Using the records below, locate all lines containing "Output" and return them.

[Dataset listings of figures]
▬▬▬▬▬▬▬▬▬▬
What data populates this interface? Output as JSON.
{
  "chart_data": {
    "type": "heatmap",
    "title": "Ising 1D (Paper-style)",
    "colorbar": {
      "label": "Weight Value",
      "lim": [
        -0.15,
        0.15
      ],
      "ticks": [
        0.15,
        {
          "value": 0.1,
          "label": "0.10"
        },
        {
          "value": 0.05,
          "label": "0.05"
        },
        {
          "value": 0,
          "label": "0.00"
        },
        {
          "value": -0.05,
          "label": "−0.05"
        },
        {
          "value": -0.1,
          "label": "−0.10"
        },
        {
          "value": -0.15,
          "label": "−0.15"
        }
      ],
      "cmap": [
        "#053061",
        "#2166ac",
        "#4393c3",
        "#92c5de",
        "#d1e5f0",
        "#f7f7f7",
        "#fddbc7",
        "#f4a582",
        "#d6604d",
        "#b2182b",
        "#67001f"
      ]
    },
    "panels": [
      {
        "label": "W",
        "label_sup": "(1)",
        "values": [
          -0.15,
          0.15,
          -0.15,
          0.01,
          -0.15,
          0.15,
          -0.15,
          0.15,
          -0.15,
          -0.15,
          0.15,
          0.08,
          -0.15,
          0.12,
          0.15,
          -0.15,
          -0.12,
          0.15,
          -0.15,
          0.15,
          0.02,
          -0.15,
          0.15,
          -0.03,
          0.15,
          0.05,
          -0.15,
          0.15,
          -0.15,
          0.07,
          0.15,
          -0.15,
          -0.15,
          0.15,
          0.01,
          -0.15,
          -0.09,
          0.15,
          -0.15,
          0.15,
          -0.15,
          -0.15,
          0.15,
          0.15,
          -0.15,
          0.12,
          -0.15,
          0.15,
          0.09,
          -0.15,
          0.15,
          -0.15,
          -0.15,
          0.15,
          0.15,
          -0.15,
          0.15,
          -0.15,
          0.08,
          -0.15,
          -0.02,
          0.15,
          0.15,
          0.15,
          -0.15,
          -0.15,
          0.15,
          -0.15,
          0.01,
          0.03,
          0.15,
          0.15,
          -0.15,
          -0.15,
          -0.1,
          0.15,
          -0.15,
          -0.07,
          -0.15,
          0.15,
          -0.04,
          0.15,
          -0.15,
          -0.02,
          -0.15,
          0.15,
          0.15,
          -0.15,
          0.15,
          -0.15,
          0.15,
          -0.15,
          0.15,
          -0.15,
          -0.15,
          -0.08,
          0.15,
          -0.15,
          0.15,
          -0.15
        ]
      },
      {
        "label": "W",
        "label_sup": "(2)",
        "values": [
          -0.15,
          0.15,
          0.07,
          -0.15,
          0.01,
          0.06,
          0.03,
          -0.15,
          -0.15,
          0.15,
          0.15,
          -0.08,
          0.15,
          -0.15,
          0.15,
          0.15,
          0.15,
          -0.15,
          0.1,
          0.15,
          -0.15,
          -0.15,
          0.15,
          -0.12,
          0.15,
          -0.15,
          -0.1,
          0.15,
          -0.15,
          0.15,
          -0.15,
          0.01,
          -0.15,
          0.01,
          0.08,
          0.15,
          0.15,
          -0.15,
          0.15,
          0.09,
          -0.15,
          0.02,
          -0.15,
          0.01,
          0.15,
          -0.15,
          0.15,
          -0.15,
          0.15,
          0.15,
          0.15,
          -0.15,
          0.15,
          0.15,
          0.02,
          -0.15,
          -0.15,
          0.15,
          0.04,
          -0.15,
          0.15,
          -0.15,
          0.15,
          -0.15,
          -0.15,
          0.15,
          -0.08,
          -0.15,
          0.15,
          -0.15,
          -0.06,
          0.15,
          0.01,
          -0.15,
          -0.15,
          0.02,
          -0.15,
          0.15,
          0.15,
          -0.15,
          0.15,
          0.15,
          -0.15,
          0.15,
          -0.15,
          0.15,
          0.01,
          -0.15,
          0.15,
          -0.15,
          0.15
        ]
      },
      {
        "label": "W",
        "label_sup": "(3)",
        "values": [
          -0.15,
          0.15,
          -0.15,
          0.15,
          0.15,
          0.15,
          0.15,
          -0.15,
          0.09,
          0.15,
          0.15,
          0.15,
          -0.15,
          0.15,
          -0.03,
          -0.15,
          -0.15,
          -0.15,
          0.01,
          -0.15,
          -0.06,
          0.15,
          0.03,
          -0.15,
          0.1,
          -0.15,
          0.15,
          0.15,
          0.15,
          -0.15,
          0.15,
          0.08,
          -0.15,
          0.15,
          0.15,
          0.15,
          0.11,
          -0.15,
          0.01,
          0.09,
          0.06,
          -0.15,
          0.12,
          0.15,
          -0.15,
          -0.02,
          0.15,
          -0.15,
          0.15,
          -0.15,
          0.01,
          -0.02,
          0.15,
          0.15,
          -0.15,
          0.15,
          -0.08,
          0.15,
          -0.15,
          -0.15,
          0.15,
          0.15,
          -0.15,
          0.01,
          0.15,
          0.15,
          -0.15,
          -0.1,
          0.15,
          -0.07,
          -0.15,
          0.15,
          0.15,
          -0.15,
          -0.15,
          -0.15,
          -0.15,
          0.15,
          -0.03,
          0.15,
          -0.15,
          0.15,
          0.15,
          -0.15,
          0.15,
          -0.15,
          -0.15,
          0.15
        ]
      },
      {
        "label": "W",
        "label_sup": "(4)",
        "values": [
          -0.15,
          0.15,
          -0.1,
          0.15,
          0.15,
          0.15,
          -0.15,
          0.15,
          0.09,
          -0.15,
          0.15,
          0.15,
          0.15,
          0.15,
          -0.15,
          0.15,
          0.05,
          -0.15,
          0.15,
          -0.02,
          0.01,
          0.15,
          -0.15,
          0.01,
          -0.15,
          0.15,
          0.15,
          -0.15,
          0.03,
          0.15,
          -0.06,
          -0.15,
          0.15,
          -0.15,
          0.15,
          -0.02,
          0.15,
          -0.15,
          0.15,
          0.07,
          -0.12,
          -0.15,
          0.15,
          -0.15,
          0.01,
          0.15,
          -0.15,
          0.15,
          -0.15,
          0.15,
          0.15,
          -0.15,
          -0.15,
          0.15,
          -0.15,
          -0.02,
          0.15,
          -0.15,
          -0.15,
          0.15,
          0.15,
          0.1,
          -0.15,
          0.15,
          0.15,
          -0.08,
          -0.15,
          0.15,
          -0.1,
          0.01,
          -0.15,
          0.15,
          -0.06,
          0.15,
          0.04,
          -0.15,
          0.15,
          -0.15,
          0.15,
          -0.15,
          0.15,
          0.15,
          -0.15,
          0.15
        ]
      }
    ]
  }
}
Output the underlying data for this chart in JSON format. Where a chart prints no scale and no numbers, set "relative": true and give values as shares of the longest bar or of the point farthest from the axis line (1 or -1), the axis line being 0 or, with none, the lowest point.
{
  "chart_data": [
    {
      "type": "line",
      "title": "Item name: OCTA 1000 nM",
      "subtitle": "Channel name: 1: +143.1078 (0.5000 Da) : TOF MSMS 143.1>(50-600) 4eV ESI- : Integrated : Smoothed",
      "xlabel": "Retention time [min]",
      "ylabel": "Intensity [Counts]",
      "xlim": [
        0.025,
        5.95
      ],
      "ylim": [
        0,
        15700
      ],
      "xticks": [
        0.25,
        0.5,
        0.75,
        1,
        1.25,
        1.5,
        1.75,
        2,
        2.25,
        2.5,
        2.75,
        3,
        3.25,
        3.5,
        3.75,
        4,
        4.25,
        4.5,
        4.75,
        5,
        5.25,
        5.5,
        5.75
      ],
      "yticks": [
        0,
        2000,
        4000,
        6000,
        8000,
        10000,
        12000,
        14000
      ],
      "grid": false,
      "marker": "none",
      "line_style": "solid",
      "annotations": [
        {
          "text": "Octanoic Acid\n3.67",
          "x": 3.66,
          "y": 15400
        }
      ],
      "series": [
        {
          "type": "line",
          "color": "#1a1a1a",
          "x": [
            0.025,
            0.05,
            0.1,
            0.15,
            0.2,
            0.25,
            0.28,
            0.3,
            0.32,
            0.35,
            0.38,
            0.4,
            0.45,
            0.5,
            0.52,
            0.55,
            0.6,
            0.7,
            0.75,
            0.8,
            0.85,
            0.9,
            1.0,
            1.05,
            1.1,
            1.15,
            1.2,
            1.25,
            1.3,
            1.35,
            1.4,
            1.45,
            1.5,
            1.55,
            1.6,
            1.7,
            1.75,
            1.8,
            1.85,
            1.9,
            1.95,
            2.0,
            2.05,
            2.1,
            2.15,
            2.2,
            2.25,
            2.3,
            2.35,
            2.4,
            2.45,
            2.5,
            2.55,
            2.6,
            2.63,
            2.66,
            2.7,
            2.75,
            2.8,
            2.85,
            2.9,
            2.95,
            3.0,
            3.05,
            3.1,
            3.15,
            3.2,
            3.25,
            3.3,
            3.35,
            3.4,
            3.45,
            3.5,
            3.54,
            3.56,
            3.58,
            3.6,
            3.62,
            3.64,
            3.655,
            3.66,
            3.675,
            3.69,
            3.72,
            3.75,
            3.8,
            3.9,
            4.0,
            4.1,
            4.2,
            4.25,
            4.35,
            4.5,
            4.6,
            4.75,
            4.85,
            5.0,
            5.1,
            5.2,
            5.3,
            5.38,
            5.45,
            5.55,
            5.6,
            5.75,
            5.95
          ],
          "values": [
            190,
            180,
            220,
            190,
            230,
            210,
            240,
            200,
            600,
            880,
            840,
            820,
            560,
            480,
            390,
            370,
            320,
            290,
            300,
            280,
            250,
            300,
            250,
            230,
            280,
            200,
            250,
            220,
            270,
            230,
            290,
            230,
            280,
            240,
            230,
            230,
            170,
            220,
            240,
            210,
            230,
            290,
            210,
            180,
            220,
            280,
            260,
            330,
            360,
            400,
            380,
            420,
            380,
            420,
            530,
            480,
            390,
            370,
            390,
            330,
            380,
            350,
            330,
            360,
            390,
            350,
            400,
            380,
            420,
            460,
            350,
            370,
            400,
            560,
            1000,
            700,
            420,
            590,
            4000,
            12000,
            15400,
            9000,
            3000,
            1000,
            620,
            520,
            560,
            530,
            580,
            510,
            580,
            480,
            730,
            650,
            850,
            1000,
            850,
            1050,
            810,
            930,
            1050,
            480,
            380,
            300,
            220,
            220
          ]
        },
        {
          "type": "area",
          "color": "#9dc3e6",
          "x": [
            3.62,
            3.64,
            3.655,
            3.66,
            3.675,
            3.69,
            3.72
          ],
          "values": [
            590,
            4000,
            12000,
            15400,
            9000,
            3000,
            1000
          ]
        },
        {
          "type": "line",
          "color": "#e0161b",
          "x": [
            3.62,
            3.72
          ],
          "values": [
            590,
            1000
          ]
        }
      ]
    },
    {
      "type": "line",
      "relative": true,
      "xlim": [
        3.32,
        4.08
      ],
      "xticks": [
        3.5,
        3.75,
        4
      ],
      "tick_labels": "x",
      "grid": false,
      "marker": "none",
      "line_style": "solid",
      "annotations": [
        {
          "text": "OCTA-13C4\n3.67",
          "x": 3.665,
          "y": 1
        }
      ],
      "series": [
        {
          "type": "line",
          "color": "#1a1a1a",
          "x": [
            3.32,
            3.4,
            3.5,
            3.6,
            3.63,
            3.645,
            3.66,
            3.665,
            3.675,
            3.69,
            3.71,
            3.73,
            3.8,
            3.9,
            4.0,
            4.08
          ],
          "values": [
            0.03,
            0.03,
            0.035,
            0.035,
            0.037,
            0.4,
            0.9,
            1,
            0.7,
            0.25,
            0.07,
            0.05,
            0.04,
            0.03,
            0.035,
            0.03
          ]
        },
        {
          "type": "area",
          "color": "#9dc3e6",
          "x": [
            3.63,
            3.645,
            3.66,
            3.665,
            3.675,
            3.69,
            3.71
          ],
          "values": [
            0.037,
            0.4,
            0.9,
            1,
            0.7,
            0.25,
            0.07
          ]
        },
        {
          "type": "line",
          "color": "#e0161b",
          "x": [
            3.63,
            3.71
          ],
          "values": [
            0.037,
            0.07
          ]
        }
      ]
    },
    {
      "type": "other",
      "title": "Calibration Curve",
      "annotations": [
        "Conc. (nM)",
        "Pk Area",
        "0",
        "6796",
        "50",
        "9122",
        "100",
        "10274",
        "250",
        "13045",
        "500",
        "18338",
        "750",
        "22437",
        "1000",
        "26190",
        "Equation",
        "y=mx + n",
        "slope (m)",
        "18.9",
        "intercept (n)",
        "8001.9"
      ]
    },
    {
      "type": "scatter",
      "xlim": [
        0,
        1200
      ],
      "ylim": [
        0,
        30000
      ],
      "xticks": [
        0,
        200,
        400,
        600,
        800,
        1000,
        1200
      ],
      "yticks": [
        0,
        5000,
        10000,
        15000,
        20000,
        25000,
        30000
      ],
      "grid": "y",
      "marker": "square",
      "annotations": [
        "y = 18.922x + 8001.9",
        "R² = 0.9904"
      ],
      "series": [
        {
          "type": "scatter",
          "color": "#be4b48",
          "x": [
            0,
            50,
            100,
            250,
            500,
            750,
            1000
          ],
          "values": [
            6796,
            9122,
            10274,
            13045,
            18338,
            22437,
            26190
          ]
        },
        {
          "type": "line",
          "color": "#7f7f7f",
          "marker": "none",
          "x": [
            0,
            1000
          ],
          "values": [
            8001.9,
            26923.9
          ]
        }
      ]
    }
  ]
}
▬▬▬▬▬▬▬▬▬▬
COMPLETED TASK
What data populates this interface? Output as JSON.
Output the underlying data for this chart in JSON format. Where a chart prints no scale and no numbers, set "relative": true and give values as shares of the longest bar or of the point farthest from the axis line (1 or -1), the axis line being 0 or, with none, the lowest point.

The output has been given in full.